- _AIM OF THE TASK_: Find and copy every line in the records that includes the string "Engineering".

- _Source records_:
(begin)

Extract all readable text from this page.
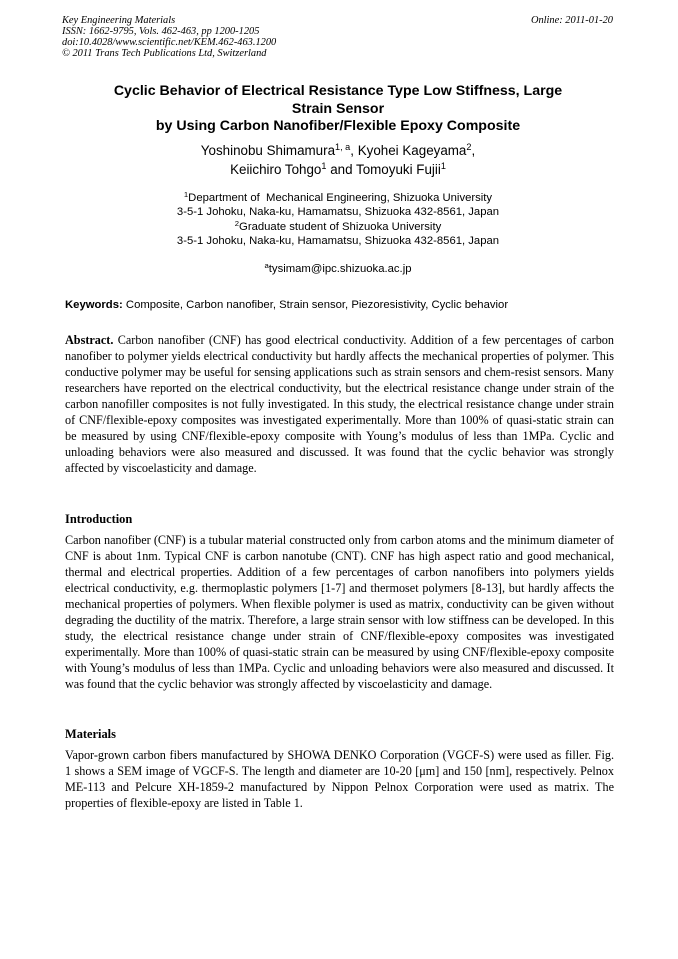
Key Engineering Materials
ISSN: 1662-9795, Vols. 462-463, pp 1200-1205
doi:10.4028/www.scientific.net/KEM.462-463.1200
© 2011 Trans Tech Publications Ltd, Switzerland
Online: 2011-01-20
Cyclic Behavior of Electrical Resistance Type Low Stiffness, Large
Strain Sensor
by Using Carbon Nanofiber/Flexible Epoxy Composite
Yoshinobu Shimamura$^{1, a}$, Kyohei Kageyama$^2$,
Keiichiro Tohgo$^1$ and Tomoyuki Fujii$^1$
$^1$Department of  Mechanical Engineering, Shizuoka University
3-5-1 Johoku, Naka-ku, Hamamatsu, Shizuoka 432-8561, Japan
$^2$Graduate student of Shizuoka University
3-5-1 Johoku, Naka-ku, Hamamatsu, Shizuoka 432-8561, Japan
$^a$tysimam@ipc.shizuoka.ac.jp
Keywords: Composite, Carbon nanofiber, Strain sensor, Piezoresistivity, Cyclic behavior
Abstract. Carbon nanofiber (CNF) has good electrical conductivity. Addition of a few percentages of carbon nanofiber to polymer yields electrical conductivity but hardly affects the mechanical properties of polymer. This conductive polymer may be useful for sensing applications such as strain sensors and chem-resist sensors. Many researchers have reported on the electrical conductivity, but the electrical resistance change under strain of the carbon nanofiller composites is not fully investigated. In this study, the electrical resistance change under strain of CNF/flexible-epoxy composites was investigated experimentally. More than 100% of quasi-static strain can be measured by using CNF/flexible-epoxy composite with Young’s modulus of less than 1MPa. Cyclic and unloading behaviors were also measured and discussed. It was found that the cyclic behavior was strongly affected by viscoelasticity and damage.
Introduction
Carbon nanofiber (CNF) is a tubular material constructed only from carbon atoms and the minimum diameter of CNF is about 1nm. Typical CNF is carbon nanotube (CNT). CNF has high aspect ratio and good mechanical, thermal and electrical properties. Addition of a few percentages of carbon nanofibers into polymers yields electrical conductivity, e.g. thermoplastic polymers [1-7] and thermoset polymers [8-13], but hardly affects the mechanical properties of polymers. When flexible polymer is used as matrix, conductivity can be given without degrading the ductility of the matrix. Therefore, a large strain sensor with low stiffness can be developed. In this study, the electrical resistance change under strain of CNF/flexible-epoxy composites was investigated experimentally. More than 100% of quasi-static strain can be measured by using CNF/flexible-epoxy composite with Young’s modulus of less than 1MPa. Cyclic and unloading behaviors were also measured and discussed. It was found that the cyclic behavior was strongly affected by viscoelasticity and damage.
Materials
Vapor-grown carbon fibers manufactured by SHOWA DENKO Corporation (VGCF-S) were used as filler. Fig. 1 shows a SEM image of VGCF-S. The length and diameter are 10-20 [μm] and 150 [nm], respectively. Pelnox ME-113 and Pelcure XH-1859-2 manufactured by Nippon Pelnox Corporation were used as matrix. The properties of flexible-epoxy are listed in Table 1.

(end)

- _FINISHED EXERCISE_:
Key Engineering Materials
$^1$Department of  Mechanical Engineering, Shizuoka University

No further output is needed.